TASK BRIEF = Take every line containing "several" out of the records.
---- MATERIAL TO PROCESS
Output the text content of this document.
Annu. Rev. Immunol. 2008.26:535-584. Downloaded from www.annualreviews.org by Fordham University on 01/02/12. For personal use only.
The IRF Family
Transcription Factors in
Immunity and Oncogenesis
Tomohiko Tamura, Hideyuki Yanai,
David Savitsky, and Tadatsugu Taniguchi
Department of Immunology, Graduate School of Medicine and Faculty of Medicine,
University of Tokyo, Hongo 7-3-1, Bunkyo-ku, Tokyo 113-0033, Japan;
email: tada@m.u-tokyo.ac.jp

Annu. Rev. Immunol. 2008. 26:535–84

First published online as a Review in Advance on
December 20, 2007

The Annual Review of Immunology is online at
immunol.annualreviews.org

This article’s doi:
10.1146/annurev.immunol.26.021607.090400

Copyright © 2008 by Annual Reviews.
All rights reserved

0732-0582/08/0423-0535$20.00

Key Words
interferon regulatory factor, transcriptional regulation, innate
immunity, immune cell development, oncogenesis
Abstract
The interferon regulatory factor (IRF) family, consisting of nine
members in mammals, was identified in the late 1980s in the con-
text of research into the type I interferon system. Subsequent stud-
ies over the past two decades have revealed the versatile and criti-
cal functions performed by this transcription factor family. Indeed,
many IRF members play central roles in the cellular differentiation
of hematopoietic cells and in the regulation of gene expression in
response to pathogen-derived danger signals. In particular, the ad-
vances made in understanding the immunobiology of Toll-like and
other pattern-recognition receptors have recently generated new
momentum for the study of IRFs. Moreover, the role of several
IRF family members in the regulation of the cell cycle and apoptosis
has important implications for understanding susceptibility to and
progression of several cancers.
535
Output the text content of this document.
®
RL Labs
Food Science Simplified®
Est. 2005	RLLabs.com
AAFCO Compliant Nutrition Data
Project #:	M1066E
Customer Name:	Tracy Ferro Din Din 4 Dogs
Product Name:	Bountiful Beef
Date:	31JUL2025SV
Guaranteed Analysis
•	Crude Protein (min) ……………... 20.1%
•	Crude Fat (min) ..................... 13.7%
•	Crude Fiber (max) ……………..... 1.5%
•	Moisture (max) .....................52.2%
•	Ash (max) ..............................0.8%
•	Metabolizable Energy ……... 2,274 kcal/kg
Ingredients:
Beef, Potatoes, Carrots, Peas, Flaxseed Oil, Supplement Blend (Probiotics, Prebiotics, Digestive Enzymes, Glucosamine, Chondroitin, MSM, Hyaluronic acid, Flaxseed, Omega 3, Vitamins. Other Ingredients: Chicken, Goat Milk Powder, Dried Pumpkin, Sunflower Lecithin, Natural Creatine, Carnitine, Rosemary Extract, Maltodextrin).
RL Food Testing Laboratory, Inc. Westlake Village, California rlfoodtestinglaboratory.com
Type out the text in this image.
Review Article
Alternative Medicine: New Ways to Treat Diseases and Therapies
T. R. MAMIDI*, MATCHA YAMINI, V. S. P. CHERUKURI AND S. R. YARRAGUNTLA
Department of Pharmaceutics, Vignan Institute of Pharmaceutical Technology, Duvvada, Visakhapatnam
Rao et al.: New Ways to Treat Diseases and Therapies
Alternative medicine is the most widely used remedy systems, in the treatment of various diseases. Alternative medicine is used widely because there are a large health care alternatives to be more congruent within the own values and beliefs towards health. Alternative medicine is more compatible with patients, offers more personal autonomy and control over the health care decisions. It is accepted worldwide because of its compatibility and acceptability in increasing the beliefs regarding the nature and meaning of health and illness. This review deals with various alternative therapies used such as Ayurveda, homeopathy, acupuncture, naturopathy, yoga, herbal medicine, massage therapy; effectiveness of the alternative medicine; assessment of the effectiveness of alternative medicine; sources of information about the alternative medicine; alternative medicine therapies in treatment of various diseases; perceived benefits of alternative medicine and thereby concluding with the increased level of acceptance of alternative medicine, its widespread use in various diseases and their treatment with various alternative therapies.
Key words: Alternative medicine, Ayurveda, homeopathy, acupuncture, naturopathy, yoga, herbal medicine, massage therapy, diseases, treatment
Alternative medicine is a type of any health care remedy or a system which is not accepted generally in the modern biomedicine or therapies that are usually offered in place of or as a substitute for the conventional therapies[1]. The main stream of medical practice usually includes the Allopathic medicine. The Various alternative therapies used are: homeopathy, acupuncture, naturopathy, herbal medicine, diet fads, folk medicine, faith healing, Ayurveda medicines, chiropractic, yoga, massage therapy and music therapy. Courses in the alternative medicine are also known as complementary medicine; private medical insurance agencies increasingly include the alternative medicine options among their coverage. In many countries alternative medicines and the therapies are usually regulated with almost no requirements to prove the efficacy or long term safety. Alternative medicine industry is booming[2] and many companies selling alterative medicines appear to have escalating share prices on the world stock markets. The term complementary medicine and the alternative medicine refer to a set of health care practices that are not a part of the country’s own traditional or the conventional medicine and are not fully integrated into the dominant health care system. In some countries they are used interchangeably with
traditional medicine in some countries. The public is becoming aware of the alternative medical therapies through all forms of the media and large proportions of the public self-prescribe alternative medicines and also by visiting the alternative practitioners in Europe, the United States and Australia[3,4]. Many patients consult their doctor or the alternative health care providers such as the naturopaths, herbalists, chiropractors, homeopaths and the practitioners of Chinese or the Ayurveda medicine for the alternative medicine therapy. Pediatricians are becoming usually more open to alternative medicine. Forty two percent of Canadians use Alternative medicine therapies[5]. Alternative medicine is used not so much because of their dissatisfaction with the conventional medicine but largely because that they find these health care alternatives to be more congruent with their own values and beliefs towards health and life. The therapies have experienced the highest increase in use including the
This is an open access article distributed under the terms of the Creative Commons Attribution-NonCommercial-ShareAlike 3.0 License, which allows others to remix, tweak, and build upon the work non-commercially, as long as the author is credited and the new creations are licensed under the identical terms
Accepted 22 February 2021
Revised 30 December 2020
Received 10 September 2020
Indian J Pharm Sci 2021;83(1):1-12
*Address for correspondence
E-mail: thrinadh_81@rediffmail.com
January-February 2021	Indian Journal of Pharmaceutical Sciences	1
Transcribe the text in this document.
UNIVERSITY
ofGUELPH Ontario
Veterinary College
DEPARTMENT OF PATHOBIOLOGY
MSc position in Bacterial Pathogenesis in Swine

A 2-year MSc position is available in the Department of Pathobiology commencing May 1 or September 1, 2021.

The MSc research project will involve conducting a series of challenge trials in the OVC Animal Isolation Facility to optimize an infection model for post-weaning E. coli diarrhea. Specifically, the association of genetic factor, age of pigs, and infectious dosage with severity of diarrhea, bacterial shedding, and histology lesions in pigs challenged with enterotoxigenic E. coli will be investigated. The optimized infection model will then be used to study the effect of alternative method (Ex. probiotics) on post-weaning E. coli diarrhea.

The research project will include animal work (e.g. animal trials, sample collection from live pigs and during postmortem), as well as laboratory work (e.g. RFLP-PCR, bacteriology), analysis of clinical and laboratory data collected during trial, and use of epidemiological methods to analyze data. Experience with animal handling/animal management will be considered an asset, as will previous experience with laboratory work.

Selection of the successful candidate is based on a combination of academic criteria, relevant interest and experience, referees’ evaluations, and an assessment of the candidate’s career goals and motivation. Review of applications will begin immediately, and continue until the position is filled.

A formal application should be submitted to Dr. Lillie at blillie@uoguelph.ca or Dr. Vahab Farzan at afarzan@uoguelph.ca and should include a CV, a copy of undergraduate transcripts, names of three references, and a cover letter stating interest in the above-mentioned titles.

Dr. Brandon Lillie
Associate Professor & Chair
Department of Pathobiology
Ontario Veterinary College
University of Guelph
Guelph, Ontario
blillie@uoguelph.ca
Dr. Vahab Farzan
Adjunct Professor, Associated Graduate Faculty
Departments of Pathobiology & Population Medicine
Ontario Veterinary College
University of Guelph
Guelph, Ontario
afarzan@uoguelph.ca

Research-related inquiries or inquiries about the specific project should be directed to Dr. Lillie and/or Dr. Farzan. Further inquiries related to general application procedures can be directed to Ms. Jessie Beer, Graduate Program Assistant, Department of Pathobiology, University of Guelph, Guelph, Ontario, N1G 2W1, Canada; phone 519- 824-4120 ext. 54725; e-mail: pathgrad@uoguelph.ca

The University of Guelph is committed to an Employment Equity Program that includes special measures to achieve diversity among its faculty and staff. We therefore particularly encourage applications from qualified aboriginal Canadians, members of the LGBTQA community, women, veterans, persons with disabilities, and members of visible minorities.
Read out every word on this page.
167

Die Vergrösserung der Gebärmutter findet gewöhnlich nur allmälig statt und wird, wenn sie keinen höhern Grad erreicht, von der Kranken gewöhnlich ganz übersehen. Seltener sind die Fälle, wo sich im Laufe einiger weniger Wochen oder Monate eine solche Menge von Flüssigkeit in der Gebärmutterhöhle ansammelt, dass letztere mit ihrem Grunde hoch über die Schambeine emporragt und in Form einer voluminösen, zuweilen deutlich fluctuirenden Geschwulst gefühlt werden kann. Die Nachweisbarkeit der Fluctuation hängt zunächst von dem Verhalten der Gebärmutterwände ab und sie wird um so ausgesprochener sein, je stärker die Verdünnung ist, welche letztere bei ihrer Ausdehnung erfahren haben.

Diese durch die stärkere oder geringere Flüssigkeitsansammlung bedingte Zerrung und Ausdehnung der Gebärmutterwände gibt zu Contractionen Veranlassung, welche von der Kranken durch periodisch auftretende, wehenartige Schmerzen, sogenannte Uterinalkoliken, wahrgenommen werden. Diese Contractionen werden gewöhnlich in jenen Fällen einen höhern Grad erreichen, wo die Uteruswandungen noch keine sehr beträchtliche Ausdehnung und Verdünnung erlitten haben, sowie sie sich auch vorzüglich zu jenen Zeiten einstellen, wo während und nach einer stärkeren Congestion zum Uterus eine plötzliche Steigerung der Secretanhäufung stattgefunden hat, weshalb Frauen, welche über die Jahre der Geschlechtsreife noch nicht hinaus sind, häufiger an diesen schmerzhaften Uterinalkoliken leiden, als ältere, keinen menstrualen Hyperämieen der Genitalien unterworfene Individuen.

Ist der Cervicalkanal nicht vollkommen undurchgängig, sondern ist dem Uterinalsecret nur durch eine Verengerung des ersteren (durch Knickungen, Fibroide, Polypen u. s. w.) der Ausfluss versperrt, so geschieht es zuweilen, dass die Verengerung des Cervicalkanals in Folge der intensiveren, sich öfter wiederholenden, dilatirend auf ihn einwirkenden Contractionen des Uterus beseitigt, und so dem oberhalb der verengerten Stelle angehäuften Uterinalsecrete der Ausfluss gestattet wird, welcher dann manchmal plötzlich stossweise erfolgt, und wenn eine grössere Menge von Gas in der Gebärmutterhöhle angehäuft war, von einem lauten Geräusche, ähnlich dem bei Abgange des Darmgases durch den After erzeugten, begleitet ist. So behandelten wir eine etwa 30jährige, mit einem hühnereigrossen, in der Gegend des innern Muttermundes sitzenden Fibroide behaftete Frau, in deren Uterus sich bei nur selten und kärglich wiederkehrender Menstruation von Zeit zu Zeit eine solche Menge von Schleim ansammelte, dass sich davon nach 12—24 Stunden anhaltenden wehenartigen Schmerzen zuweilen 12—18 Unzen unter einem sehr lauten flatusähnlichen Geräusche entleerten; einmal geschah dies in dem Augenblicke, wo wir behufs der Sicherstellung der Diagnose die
--------
TASK RESPONSE =
momentum for the study of IRFs. Moreover, the role of several
progression of several cancers.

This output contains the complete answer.